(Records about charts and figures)
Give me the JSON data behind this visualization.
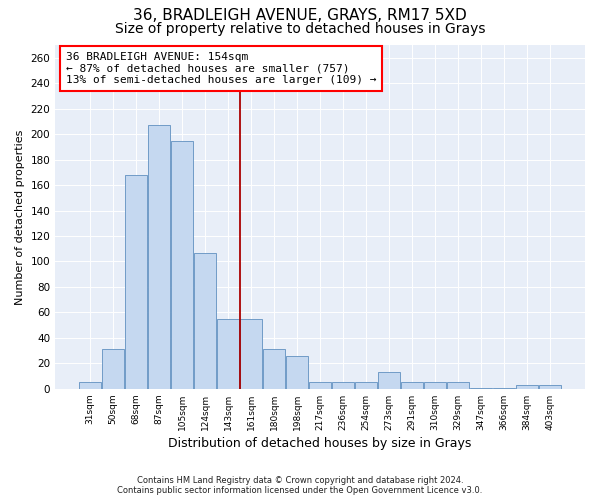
{
  "title1": "36, BRADLEIGH AVENUE, GRAYS, RM17 5XD",
  "title2": "Size of property relative to detached houses in Grays",
  "xlabel": "Distribution of detached houses by size in Grays",
  "ylabel": "Number of detached properties",
  "annotation_title": "36 BRADLEIGH AVENUE: 154sqm",
  "annotation_line1": "← 87% of detached houses are smaller (757)",
  "annotation_line2": "13% of semi-detached houses are larger (109) →",
  "footer1": "Contains HM Land Registry data © Crown copyright and database right 2024.",
  "footer2": "Contains public sector information licensed under the Open Government Licence v3.0.",
  "categories": [
    "31sqm",
    "50sqm",
    "68sqm",
    "87sqm",
    "105sqm",
    "124sqm",
    "143sqm",
    "161sqm",
    "180sqm",
    "198sqm",
    "217sqm",
    "236sqm",
    "254sqm",
    "273sqm",
    "291sqm",
    "310sqm",
    "329sqm",
    "347sqm",
    "366sqm",
    "384sqm",
    "403sqm"
  ],
  "values": [
    5,
    31,
    168,
    207,
    195,
    107,
    55,
    55,
    31,
    26,
    5,
    5,
    5,
    13,
    5,
    5,
    5,
    1,
    1,
    3,
    3
  ],
  "bar_color": "#c5d8f0",
  "bar_edge_color": "#6090c0",
  "vline_color": "#aa0000",
  "vline_x": 7.0,
  "ylim": [
    0,
    270
  ],
  "yticks": [
    0,
    20,
    40,
    60,
    80,
    100,
    120,
    140,
    160,
    180,
    200,
    220,
    240,
    260
  ],
  "bg_color": "#e8eef8",
  "title1_fontsize": 11,
  "title2_fontsize": 10,
  "xlabel_fontsize": 9,
  "ylabel_fontsize": 8,
  "annotation_fontsize": 8
}
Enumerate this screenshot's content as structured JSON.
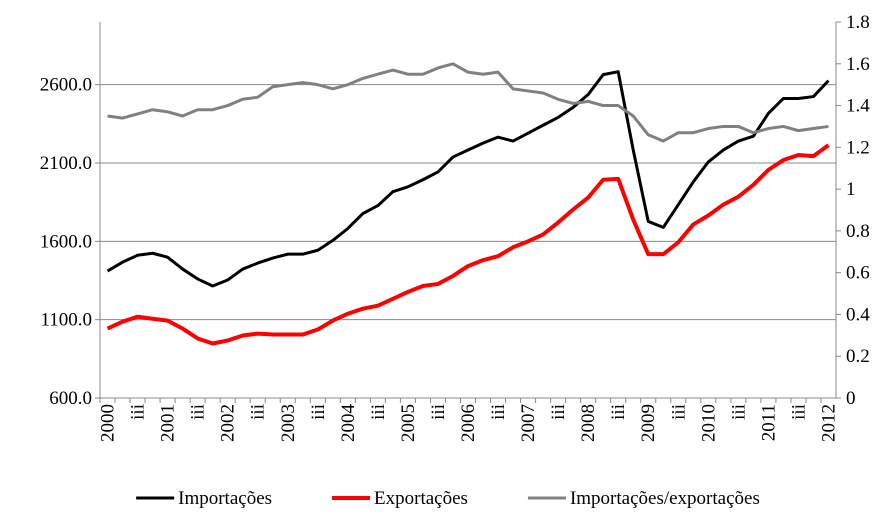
{
  "chart_data": {
    "type": "line",
    "categories": [
      "2000",
      null,
      "iii",
      null,
      "2001",
      null,
      "iii",
      null,
      "2002",
      null,
      "iii",
      null,
      "2003",
      null,
      "iii",
      null,
      "2004",
      null,
      "iii",
      null,
      "2005",
      null,
      "iii",
      null,
      "2006",
      null,
      "iii",
      null,
      "2007",
      null,
      "iii",
      null,
      "2008",
      null,
      "iii",
      null,
      "2009",
      null,
      "iii",
      null,
      "2010",
      null,
      "iii",
      null,
      "2011",
      null,
      "iii",
      null,
      "2012"
    ],
    "series": [
      {
        "name": "Importações",
        "color": "#000000",
        "values": [
          1410,
          1467,
          1511,
          1524,
          1499,
          1423,
          1360,
          1315,
          1353,
          1423,
          1461,
          1493,
          1518,
          1518,
          1543,
          1606,
          1682,
          1777,
          1828,
          1917,
          1948,
          1993,
          2043,
          2138,
          2183,
          2227,
          2265,
          2240,
          2290,
          2341,
          2391,
          2455,
          2537,
          2664,
          2683,
          2183,
          1727,
          1689,
          1834,
          1980,
          2107,
          2183,
          2240,
          2271,
          2417,
          2512,
          2512,
          2524,
          2626
        ]
      },
      {
        "name": "Exportações",
        "color": "#ff0000",
        "values": [
          1043,
          1087,
          1119,
          1106,
          1094,
          1043,
          980,
          948,
          967,
          999,
          1011,
          1005,
          1005,
          1005,
          1037,
          1094,
          1138,
          1170,
          1189,
          1233,
          1277,
          1315,
          1328,
          1379,
          1442,
          1480,
          1505,
          1562,
          1600,
          1644,
          1720,
          1803,
          1879,
          1993,
          1999,
          1739,
          1518,
          1518,
          1594,
          1708,
          1765,
          1834,
          1885,
          1961,
          2056,
          2119,
          2151,
          2144,
          2214
        ]
      },
      {
        "name": "Importações/exportações",
        "color": "#808080",
        "axis": "y2",
        "values": [
          1.35,
          1.34,
          1.36,
          1.38,
          1.37,
          1.35,
          1.38,
          1.38,
          1.4,
          1.43,
          1.44,
          1.49,
          1.5,
          1.51,
          1.5,
          1.48,
          1.5,
          1.53,
          1.55,
          1.57,
          1.55,
          1.55,
          1.58,
          1.6,
          1.56,
          1.55,
          1.56,
          1.48,
          1.47,
          1.46,
          1.43,
          1.41,
          1.42,
          1.4,
          1.4,
          1.35,
          1.26,
          1.23,
          1.27,
          1.27,
          1.29,
          1.3,
          1.3,
          1.27,
          1.29,
          1.3,
          1.28,
          1.29,
          1.3
        ]
      }
    ],
    "ylim": [
      600,
      3000
    ],
    "yticks": [
      {
        "value": 600,
        "label": "600.0"
      },
      {
        "value": 1100,
        "label": "1100.0"
      },
      {
        "value": 1600,
        "label": "1600.0"
      },
      {
        "value": 2100,
        "label": "2100.0"
      },
      {
        "value": 2600,
        "label": "2600.0"
      }
    ],
    "y2lim": [
      0,
      1.8
    ],
    "y2ticks": [
      0,
      0.2,
      0.4,
      0.6,
      0.8,
      1,
      1.2,
      1.4,
      1.6,
      1.8
    ],
    "grid": true,
    "legend": "bottom"
  }
}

YOUR OBJECTIVE |
Filter the entries and copy out every line with the word "this".

TASK OUTPUT |
Give me the JSON data behind this visualization.
Enumerate this screenshot's content as structured JSON.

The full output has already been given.